SET EXERCISE: Copy out the data below verbatim.

DATA ROWS:
+ + + + + + +

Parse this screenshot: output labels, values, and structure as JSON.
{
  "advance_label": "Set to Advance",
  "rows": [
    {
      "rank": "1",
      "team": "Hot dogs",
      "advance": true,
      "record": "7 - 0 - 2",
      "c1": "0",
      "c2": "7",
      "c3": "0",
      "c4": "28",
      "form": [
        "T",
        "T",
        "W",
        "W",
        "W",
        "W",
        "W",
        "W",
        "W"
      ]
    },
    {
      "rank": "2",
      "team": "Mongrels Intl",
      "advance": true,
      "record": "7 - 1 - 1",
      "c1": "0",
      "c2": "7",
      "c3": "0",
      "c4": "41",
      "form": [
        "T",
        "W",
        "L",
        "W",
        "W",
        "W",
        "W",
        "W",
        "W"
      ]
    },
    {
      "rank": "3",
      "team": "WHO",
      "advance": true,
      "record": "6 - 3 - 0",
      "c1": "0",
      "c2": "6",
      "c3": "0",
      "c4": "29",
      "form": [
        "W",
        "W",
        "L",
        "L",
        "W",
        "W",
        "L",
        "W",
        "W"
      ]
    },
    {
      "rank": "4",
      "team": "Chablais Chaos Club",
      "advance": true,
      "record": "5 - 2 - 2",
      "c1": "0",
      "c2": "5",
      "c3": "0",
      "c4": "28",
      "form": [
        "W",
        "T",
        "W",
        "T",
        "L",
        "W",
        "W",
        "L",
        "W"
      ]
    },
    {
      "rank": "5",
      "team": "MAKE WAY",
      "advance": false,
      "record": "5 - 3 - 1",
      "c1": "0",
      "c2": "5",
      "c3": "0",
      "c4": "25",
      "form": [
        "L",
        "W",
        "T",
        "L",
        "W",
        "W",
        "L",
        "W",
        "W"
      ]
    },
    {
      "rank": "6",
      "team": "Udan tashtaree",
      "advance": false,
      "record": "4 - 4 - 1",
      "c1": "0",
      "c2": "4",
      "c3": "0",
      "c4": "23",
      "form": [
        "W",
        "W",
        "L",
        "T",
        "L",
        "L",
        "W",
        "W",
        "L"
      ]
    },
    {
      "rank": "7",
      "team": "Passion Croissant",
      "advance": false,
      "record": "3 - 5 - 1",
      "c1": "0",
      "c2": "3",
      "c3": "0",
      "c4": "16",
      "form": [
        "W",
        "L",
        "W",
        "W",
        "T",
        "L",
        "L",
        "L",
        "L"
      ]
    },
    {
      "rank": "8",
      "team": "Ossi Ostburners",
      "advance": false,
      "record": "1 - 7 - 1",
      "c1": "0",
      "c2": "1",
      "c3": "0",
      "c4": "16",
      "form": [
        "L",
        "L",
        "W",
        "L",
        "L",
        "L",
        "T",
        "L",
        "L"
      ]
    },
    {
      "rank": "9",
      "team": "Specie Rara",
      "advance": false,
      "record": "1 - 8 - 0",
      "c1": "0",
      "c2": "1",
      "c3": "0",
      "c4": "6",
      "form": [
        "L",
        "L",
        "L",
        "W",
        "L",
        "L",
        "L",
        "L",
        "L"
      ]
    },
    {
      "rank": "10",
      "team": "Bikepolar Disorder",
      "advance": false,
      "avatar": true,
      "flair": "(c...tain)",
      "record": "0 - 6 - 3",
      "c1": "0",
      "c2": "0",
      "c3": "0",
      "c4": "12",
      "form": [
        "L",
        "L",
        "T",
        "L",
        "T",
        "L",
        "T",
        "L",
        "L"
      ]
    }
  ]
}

+ + + + + + +

OUTPUT OF THE EXERCISE:
Parse this screenshot: output labels, values, and structure as JSON.
{
  "advance_label": "Set to Advance",
  "rows": [
    {
      "rank": "1",
      "team": "Hot dogs",
      "advance": true,
      "record": "7 - 0 - 2",
      "c1": "0",
      "c2": "7",
      "c3": "0",
      "c4": "28",
      "form": [
        "T",
        "T",
        "W",
        "W",
        "W",
        "W",
        "W",
        "W",
        "W"
      ]
    },
    {
      "rank": "2",
      "team": "Mongrels Intl",
      "advance": true,
      "record": "7 - 1 - 1",
      "c1": "0",
      "c2": "7",
      "c3": "0",
      "c4": "41",
      "form": [
        "T",
        "W",
        "L",
        "W",
        "W",
        "W",
        "W",
        "W",
        "W"
      ]
    },
    {
      "rank": "3",
      "team": "WHO",
      "advance": true,
      "record": "6 - 3 - 0",
      "c1": "0",
      "c2": "6",
      "c3": "0",
      "c4": "29",
      "form": [
        "W",
        "W",
        "L",
        "L",
        "W",
        "W",
        "L",
        "W",
        "W"
      ]
    },
    {
      "rank": "4",
      "team": "Chablais Chaos Club",
      "advance": true,
      "record": "5 - 2 - 2",
      "c1": "0",
      "c2": "5",
      "c3": "0",
      "c4": "28",
      "form": [
        "W",
        "T",
        "W",
        "T",
        "L",
        "W",
        "W",
        "L",
        "W"
      ]
    },
    {
      "rank": "5",
      "team": "MAKE WAY",
      "advance": false,
      "record": "5 - 3 - 1",
      "c1": "0",
      "c2": "5",
      "c3": "0",
      "c4": "25",
      "form": [
        "L",
        "W",
        "T",
        "L",
        "W",
        "W",
        "L",
        "W",
        "W"
      ]
    },
    {
      "rank": "6",
      "team": "Udan tashtaree",
      "advance": false,
      "record": "4 - 4 - 1",
      "c1": "0",
      "c2": "4",
      "c3": "0",
      "c4": "23",
      "form": [
        "W",
        "W",
        "L",
        "T",
        "L",
        "L",
        "W",
        "W",
        "L"
      ]
    },
    {
      "rank": "7",
      "team": "Passion Croissant",
      "advance": false,
      "record": "3 - 5 - 1",
      "c1": "0",
      "c2": "3",
      "c3": "0",
      "c4": "16",
      "form": [
        "W",
        "L",
        "W",
        "W",
        "T",
        "L",
        "L",
        "L",
        "L"
      ]
    },
    {
      "rank": "8",
      "team": "Ossi Ostburners",
      "advance": false,
      "record": "1 - 7 - 1",
      "c1": "0",
      "c2": "1",
      "c3": "0",
      "c4": "16",
      "form": [
        "L",
        "L",
        "W",
        "L",
        "L",
        "L",
        "T",
        "L",
        "L"
      ]
    },
    {
      "rank": "9",
      "team": "Specie Rara",
      "advance": false,
      "record": "1 - 8 - 0",
      "c1": "0",
      "c2": "1",
      "c3": "0",
      "c4": "6",
      "form": [
        "L",
        "L",
        "L",
        "W",
        "L",
        "L",
        "L",
        "L",
        "L"
      ]
    },
    {
      "rank": "10",
      "team": "Bikepolar Disorder",
      "advance": false,
      "avatar": true,
      "flair": "(c...tain)",
      "record": "0 - 6 - 3",
      "c1": "0",
      "c2": "0",
      "c3": "0",
      "c4": "12",
      "form": [
        "L",
        "L",
        "T",
        "L",
        "T",
        "L",
        "T",
        "L",
        "L"
      ]
    }
  ]
}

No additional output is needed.